## begin Material for this exercise

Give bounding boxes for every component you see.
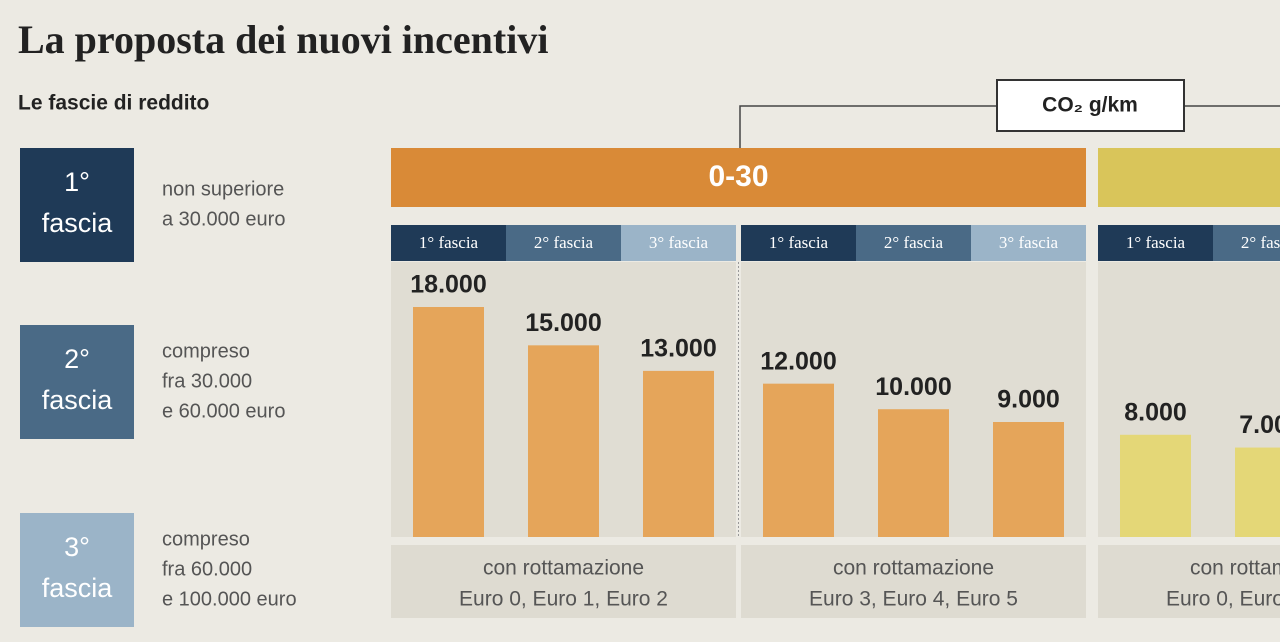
header-cell (391, 225, 506, 261)
header-label: 3° fascia (649, 233, 709, 252)
footer-text: con rottamazione (833, 557, 994, 580)
header-cell (506, 225, 621, 261)
bar (993, 422, 1064, 537)
header-cell (1213, 225, 1280, 261)
band-box (20, 325, 134, 439)
header-cell (741, 225, 856, 261)
header-cell (1098, 225, 1213, 261)
value-label: 9.000 (997, 386, 1060, 414)
band-description: compreso (162, 528, 250, 550)
header-cell (621, 225, 736, 261)
bar (763, 383, 834, 537)
footer-box (741, 545, 1086, 618)
band-box (20, 148, 134, 262)
range-label: 0-30 (708, 160, 768, 193)
bar (1120, 434, 1191, 537)
header-label: 2° fascia (1241, 233, 1280, 252)
band-name: fascia (42, 385, 114, 415)
band-description: fra 60.000 (162, 558, 252, 580)
co2-box (996, 79, 1185, 132)
bar (878, 409, 949, 537)
band-description: non superiore (162, 178, 284, 200)
band-number: 2° (64, 344, 90, 374)
range-band (1098, 148, 1280, 207)
header-label: 2° fascia (534, 233, 594, 252)
value-label: 18.000 (410, 271, 486, 299)
footer-box (391, 545, 736, 618)
band-name: fascia (42, 208, 114, 238)
header-label: 1° fascia (769, 233, 829, 252)
band-number: 3° (64, 532, 90, 562)
range-band (391, 148, 1086, 207)
band-description: a 30.000 euro (162, 208, 285, 230)
band-description: e 60.000 euro (162, 400, 285, 422)
header-label: 3° fascia (999, 233, 1059, 252)
band-box (20, 513, 134, 627)
value-label: 13.000 (640, 334, 716, 362)
footer-box (1098, 545, 1280, 618)
title: La proposta dei nuovi incentivi (18, 17, 548, 62)
subtitle: Le fascie di reddito (18, 92, 209, 115)
band-description: e 100.000 euro (162, 588, 297, 610)
footer-text: Euro 3, Euro 4, Euro 5 (809, 588, 1018, 611)
header-label: 1° fascia (1126, 233, 1186, 252)
header-cell (971, 225, 1086, 261)
value-label: 12.000 (760, 347, 836, 375)
value-label: 15.000 (525, 309, 601, 337)
header-cell (856, 225, 971, 261)
connector (739, 105, 997, 148)
footer-text: con rottamazione (483, 557, 644, 580)
bar (1235, 447, 1280, 537)
band-number: 1° (64, 167, 90, 197)
bar (413, 307, 484, 537)
bar (643, 370, 714, 537)
band-name: fascia (42, 573, 114, 603)
band-description: fra 30.000 (162, 370, 252, 392)
value-label: 8.000 (1124, 398, 1187, 426)
bar (528, 345, 599, 537)
footer-text: Euro 0, Euro 1, Euro 2 (1166, 588, 1280, 611)
header-label: 2° fascia (884, 233, 944, 252)
footer-text: Euro 0, Euro 1, Euro 2 (459, 588, 668, 611)
header-label: 1° fascia (419, 233, 479, 252)
footer-text: con rottamazione (1190, 557, 1280, 580)
value-label: 10.000 (875, 373, 951, 401)
co2-label: CO₂ g/km (1042, 94, 1138, 117)
value-label: 7.000 (1239, 411, 1280, 439)
band-description: compreso (162, 340, 250, 362)
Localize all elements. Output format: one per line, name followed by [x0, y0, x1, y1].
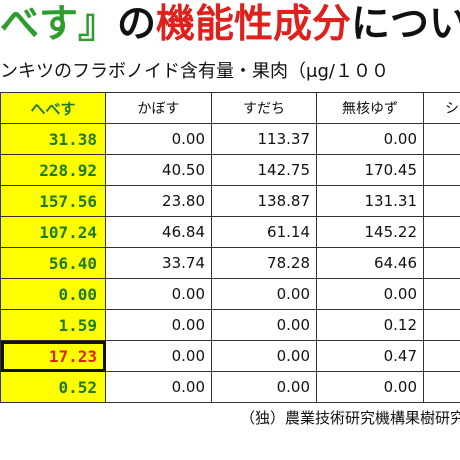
- table-header-row: へべす かぼす すだち 無核ゆず シ: [0, 92, 460, 124]
- cell-hebesu: 31.38: [0, 123, 106, 155]
- cell-sudachi: 61.14: [211, 216, 317, 248]
- cell-hebesu: 107.24: [0, 216, 106, 248]
- cell-seedless-yuzu: 64.46: [316, 247, 424, 279]
- cell-seedless-yuzu: 0.00: [316, 123, 424, 155]
- cell-seedless-yuzu: 0.00: [316, 278, 424, 310]
- cell-kabosu: 33.74: [105, 247, 212, 279]
- cell-truncated: [423, 371, 460, 403]
- header-kabosu: かぼす: [105, 92, 212, 124]
- cell-sudachi: 0.00: [211, 309, 317, 341]
- title-particle: の: [117, 2, 157, 47]
- table-row: 56.40 33.74 78.28 64.46: [0, 247, 460, 279]
- cell-kabosu: 0.00: [105, 371, 212, 403]
- cell-sudachi: 0.00: [211, 371, 317, 403]
- cell-truncated: [423, 247, 460, 279]
- cell-hebesu: 228.92: [0, 154, 106, 186]
- header-hebesu: へべす: [0, 92, 106, 124]
- cell-truncated: [423, 340, 460, 372]
- cell-kabosu: 0.00: [105, 340, 212, 372]
- source-credit: （独）農業技術研究機構果樹研究所: [239, 409, 460, 427]
- title-suffix: について: [351, 2, 460, 47]
- cell-kabosu: 0.00: [105, 278, 212, 310]
- cell-seedless-yuzu: 131.31: [316, 185, 424, 217]
- cell-kabosu: 40.50: [105, 154, 212, 186]
- cell-hebesu: 0.52: [0, 371, 106, 403]
- table-caption: ンキツのフラボノイド含有量・果肉（μg/１００: [0, 61, 389, 82]
- flavonoid-table: へべす かぼす すだち 無核ゆず シ 31.38 0.00 113.37 0.0…: [0, 92, 460, 403]
- cell-hebesu: 1.59: [0, 309, 106, 341]
- cell-hebesu-emphasized: 17.23: [0, 340, 106, 372]
- cell-kabosu: 0.00: [105, 309, 212, 341]
- cell-truncated: [423, 216, 460, 248]
- cell-truncated: [423, 309, 460, 341]
- cell-seedless-yuzu: 145.22: [316, 216, 424, 248]
- cell-seedless-yuzu: 0.00: [316, 371, 424, 403]
- cell-sudachi: 142.75: [211, 154, 317, 186]
- cell-seedless-yuzu: 170.45: [316, 154, 424, 186]
- cell-sudachi: 0.00: [211, 340, 317, 372]
- cell-truncated: [423, 278, 460, 310]
- cell-kabosu: 23.80: [105, 185, 212, 217]
- table-row: 157.56 23.80 138.87 131.31: [0, 185, 460, 217]
- cell-sudachi: 113.37: [211, 123, 317, 155]
- cell-truncated: [423, 185, 460, 217]
- cell-sudachi: 138.87: [211, 185, 317, 217]
- table-row: 0.00 0.00 0.00 0.00: [0, 278, 460, 310]
- table-row: 17.23 0.00 0.00 0.47: [0, 340, 460, 372]
- table-row: 107.24 46.84 61.14 145.22: [0, 216, 460, 248]
- cell-truncated: [423, 154, 460, 186]
- header-sudachi: すだち: [211, 92, 317, 124]
- cell-seedless-yuzu: 0.47: [316, 340, 424, 372]
- table-row: 1.59 0.00 0.00 0.12: [0, 309, 460, 341]
- page-title: べす』の機能性成分について: [0, 0, 460, 50]
- header-truncated: シ: [423, 92, 460, 124]
- cell-sudachi: 78.28: [211, 247, 317, 279]
- cell-truncated: [423, 123, 460, 155]
- cell-seedless-yuzu: 0.12: [316, 309, 424, 341]
- cell-hebesu: 0.00: [0, 278, 106, 310]
- cell-kabosu: 0.00: [105, 123, 212, 155]
- cell-hebesu: 157.56: [0, 185, 106, 217]
- table-row: 31.38 0.00 113.37 0.00: [0, 123, 460, 155]
- header-seedless-yuzu: 無核ゆず: [316, 92, 424, 124]
- table-row: 228.92 40.50 142.75 170.45: [0, 154, 460, 186]
- cell-kabosu: 46.84: [105, 216, 212, 248]
- title-functional-components: 機能性成分: [156, 2, 352, 47]
- table-row: 0.52 0.00 0.00 0.00: [0, 371, 460, 403]
- cell-hebesu: 56.40: [0, 247, 106, 279]
- cell-sudachi: 0.00: [211, 278, 317, 310]
- title-fruit-name: べす』: [0, 2, 118, 47]
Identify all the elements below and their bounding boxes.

## end Material for this exercise

_Exercise task_: Copy the rows starting at the line containing "- table-header-row: へべす" and ending at the line containing "- cell-hebesu: 0.52: [0, 371, 106, 403]", substituting "cell-cut-off" for every occurrence of "cell-truncated" and leaving all else unchanged.

_Solution to this task_:
- table-header-row: へべす かぼす すだち 無核ゆず シ: [0, 92, 460, 124]
- cell-hebesu: 31.38: [0, 123, 106, 155]
- cell-sudachi: 61.14: [211, 216, 317, 248]
- cell-hebesu: 107.24: [0, 216, 106, 248]
- cell-seedless-yuzu: 64.46: [316, 247, 424, 279]
- cell-seedless-yuzu: 0.00: [316, 123, 424, 155]
- cell-seedless-yuzu: 0.00: [316, 278, 424, 310]
- cell-kabosu: 33.74: [105, 247, 212, 279]
- cell-cut-off: [423, 371, 460, 403]
- header-kabosu: かぼす: [105, 92, 212, 124]
- cell-sudachi: 0.00: [211, 309, 317, 341]
- title-particle: の: [117, 2, 157, 47]
- table-row: 56.40 33.74 78.28 64.46: [0, 247, 460, 279]
- cell-kabosu: 0.00: [105, 371, 212, 403]
- cell-sudachi: 0.00: [211, 371, 317, 403]
- cell-cut-off: [423, 247, 460, 279]
- cell-hebesu: 228.92: [0, 154, 106, 186]
- header-hebesu: へべす: [0, 92, 106, 124]
- cell-cut-off: [423, 340, 460, 372]
- cell-kabosu: 0.00: [105, 340, 212, 372]
- source-credit: （独）農業技術研究機構果樹研究所: [239, 409, 460, 427]
- title-suffix: について: [351, 2, 460, 47]
- cell-kabosu: 0.00: [105, 278, 212, 310]
- cell-seedless-yuzu: 131.31: [316, 185, 424, 217]
- cell-kabosu: 40.50: [105, 154, 212, 186]
- cell-hebesu: 0.52: [0, 371, 106, 403]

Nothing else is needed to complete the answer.